» **The problem**: Wherever the string "collectors" appears in the listing, copy that line.

» **Items**:
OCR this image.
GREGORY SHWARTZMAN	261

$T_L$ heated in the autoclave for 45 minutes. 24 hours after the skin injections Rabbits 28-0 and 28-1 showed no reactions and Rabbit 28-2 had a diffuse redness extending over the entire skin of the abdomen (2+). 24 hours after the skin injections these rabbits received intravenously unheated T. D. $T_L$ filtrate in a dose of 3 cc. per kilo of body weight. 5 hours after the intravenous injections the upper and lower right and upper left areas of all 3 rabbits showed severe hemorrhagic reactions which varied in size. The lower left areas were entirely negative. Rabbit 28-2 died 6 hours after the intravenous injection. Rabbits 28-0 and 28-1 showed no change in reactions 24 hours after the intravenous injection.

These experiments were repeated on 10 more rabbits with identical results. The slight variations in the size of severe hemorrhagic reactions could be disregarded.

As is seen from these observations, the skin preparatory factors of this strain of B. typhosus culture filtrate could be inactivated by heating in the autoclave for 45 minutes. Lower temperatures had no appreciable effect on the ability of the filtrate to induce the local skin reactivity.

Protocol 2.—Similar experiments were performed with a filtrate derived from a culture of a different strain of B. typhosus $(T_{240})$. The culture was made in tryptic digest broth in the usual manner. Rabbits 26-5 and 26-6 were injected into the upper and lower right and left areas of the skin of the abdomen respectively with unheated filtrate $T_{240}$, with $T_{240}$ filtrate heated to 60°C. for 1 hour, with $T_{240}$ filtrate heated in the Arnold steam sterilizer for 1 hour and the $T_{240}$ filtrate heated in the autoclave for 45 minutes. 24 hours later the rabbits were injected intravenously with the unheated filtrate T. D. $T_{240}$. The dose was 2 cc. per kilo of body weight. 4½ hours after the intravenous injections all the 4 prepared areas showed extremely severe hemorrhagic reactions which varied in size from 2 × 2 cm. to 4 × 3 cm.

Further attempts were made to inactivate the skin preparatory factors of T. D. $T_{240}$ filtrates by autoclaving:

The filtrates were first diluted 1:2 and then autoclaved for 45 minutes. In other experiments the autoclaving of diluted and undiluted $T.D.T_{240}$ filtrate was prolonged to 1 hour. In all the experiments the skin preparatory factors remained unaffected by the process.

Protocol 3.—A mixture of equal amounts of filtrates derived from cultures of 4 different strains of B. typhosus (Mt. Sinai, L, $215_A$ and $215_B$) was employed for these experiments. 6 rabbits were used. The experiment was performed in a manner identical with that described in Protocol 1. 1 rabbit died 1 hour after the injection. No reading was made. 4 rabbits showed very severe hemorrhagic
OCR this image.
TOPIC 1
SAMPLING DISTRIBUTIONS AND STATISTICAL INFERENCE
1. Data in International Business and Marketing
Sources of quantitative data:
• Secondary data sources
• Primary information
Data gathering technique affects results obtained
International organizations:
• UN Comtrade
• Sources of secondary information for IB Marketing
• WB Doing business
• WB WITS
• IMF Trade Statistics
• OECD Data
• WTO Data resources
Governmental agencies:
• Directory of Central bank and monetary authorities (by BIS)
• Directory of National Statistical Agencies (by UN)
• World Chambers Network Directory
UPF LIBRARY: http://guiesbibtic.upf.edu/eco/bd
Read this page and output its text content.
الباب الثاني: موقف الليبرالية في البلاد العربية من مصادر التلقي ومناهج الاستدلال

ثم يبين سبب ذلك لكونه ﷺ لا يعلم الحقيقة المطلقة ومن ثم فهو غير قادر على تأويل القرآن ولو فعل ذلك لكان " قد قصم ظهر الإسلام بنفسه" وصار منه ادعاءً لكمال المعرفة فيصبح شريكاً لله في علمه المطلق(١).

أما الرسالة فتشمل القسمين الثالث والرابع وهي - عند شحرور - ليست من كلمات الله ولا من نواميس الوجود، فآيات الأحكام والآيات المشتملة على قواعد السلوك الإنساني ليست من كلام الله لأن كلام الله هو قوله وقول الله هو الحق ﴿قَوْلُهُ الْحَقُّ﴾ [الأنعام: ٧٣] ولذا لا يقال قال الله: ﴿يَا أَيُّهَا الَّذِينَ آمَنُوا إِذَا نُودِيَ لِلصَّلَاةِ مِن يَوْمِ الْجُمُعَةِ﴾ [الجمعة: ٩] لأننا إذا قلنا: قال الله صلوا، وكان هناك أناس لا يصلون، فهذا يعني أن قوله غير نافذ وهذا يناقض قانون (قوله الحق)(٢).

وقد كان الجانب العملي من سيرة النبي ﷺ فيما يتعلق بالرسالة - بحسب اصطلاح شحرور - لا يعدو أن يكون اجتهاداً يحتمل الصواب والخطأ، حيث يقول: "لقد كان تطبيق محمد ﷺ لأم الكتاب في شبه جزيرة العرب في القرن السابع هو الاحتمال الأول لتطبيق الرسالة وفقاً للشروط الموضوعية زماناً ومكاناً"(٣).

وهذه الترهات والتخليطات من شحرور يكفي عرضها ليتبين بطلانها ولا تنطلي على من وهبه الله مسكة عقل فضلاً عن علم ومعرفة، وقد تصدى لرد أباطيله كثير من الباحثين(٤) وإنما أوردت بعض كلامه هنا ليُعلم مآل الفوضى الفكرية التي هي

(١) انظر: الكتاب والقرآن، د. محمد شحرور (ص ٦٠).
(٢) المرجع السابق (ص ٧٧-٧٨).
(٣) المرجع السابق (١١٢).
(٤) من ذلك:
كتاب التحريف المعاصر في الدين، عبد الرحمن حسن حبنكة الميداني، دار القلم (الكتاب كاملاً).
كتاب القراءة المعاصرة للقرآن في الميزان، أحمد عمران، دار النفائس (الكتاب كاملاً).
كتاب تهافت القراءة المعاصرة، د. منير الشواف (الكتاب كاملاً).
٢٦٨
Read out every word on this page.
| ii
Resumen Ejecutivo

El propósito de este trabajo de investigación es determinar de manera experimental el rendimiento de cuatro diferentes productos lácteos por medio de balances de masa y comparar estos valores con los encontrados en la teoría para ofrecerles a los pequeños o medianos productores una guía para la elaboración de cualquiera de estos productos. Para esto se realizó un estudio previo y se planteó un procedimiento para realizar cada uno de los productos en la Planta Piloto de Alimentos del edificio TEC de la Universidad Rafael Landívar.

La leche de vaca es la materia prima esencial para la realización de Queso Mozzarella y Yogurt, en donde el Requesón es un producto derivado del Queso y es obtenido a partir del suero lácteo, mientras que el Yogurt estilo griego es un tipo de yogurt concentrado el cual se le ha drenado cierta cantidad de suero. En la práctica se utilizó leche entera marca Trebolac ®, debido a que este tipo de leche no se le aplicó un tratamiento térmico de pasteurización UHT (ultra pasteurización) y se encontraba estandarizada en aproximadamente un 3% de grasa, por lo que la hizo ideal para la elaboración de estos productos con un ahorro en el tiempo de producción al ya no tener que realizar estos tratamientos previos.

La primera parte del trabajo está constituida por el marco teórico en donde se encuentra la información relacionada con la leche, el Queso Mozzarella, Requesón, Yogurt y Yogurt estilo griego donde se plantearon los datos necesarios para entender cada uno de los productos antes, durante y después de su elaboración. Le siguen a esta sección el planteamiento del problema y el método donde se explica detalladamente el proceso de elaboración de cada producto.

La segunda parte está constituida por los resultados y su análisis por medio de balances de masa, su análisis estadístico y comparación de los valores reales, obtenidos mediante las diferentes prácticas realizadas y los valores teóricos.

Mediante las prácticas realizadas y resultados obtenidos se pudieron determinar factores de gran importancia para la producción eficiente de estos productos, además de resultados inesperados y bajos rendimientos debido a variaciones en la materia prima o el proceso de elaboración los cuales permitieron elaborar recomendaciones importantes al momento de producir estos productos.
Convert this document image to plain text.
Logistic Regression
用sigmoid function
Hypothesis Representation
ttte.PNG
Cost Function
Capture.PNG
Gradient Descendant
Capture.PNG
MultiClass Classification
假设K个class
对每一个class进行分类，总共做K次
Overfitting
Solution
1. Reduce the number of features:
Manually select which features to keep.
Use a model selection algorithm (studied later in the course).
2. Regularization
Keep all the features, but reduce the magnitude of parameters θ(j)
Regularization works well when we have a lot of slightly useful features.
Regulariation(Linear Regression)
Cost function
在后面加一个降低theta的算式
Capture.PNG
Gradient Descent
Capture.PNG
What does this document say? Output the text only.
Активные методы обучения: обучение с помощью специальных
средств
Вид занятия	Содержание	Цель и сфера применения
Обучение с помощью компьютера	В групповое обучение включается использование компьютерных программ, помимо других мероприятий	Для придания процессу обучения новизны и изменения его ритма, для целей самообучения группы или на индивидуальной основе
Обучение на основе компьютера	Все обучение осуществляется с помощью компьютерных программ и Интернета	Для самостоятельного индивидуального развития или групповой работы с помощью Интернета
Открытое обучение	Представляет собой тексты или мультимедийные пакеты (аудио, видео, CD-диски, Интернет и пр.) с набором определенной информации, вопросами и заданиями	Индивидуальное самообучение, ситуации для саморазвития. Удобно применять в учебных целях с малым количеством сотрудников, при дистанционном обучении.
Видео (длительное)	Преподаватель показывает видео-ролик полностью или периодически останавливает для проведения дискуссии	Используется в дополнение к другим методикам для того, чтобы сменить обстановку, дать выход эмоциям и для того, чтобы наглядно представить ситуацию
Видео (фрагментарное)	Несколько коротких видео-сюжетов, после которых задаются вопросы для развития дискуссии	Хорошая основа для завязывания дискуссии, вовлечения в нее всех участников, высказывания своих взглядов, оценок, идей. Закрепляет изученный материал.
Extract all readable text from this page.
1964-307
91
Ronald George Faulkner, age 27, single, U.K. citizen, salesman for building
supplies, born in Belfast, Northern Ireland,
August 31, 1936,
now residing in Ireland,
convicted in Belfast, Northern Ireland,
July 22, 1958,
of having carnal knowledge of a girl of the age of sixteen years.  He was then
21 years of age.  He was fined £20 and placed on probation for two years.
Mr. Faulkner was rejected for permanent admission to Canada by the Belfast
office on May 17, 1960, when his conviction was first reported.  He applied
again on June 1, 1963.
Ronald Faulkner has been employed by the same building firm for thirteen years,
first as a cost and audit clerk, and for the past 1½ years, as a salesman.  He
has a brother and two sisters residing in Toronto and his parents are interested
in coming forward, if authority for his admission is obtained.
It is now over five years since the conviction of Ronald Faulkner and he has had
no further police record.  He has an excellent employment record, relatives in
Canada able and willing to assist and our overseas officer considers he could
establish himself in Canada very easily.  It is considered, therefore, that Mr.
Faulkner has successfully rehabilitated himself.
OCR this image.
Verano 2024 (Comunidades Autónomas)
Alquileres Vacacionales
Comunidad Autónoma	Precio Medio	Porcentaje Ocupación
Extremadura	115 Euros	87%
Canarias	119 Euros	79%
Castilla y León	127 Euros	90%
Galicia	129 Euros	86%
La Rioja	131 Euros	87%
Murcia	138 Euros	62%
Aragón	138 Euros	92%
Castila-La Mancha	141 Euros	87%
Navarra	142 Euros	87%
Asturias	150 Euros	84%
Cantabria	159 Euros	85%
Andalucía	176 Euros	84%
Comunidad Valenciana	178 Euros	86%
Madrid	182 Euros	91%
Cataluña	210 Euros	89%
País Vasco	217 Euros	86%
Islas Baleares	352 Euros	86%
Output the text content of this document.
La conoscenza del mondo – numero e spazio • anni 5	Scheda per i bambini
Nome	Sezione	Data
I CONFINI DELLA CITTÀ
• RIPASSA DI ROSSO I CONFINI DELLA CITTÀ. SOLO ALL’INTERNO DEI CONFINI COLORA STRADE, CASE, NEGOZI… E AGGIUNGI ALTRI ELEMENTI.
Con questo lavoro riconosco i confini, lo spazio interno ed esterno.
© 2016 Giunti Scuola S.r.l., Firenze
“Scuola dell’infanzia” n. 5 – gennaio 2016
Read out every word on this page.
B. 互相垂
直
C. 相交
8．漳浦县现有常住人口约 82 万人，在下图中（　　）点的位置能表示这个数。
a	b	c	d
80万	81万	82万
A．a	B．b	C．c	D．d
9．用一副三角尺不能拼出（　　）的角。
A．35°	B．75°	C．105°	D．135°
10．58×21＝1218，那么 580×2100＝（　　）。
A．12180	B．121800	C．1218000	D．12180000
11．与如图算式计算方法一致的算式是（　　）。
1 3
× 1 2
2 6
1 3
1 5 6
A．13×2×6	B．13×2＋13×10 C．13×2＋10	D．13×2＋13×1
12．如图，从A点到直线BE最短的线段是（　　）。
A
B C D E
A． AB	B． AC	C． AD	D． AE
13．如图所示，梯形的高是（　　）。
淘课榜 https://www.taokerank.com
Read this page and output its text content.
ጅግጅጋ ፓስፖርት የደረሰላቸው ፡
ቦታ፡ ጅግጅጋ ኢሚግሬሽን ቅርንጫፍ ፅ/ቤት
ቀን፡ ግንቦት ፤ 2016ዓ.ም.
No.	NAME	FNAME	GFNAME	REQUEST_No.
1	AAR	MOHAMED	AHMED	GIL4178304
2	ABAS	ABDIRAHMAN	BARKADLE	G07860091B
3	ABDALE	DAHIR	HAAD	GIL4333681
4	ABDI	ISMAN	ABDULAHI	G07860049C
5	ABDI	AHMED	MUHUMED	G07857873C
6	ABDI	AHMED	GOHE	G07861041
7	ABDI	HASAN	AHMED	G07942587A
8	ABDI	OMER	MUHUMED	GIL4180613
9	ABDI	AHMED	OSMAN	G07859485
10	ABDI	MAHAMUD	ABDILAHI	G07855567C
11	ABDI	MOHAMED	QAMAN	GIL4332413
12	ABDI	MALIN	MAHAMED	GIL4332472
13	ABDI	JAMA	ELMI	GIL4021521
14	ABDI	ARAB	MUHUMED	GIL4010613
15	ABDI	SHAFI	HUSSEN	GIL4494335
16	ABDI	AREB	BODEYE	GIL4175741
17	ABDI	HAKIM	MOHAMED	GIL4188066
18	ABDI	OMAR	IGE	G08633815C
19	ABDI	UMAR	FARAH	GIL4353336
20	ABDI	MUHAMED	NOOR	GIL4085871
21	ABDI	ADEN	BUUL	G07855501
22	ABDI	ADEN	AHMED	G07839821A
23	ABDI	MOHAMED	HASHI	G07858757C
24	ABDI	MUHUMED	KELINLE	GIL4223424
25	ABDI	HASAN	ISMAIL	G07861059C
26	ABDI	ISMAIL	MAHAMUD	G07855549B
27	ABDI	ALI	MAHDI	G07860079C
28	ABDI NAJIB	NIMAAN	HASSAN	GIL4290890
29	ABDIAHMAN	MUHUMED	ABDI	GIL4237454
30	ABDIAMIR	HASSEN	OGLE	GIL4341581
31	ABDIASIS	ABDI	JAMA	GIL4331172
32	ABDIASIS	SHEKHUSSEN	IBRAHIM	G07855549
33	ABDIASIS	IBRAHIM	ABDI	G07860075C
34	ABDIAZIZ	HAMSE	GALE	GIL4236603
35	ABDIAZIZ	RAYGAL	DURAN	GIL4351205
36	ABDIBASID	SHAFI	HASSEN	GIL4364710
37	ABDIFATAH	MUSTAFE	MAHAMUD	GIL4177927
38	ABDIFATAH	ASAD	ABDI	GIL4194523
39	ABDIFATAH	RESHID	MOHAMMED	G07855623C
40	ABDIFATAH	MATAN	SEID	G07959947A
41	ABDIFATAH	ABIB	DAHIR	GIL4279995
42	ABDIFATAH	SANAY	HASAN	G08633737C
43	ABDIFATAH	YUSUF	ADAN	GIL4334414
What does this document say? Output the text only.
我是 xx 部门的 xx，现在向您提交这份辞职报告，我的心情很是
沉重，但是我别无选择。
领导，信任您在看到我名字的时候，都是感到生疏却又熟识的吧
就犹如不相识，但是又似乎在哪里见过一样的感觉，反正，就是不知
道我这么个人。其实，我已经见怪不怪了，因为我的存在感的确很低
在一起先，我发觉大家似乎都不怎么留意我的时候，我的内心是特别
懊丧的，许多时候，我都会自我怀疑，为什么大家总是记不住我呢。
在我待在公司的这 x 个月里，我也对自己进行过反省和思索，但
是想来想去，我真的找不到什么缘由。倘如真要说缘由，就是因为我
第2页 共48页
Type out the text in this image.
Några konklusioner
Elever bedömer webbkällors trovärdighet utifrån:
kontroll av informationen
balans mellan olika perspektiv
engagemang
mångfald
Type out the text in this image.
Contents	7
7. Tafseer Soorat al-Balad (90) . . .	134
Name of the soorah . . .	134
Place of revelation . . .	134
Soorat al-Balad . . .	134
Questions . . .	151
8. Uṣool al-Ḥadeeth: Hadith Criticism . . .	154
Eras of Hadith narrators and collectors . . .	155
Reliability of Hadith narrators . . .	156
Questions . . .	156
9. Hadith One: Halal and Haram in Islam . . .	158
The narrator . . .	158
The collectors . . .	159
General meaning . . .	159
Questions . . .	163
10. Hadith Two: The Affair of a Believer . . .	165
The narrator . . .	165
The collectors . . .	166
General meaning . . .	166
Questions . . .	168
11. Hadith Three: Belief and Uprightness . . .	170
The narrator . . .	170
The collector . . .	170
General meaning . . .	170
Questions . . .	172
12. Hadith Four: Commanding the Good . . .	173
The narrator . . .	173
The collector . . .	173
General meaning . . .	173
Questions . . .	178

» **Written answer**:
Eras of Hadith narrators and collectors . . .	155
The collectors . . .	159
The collectors . . .	166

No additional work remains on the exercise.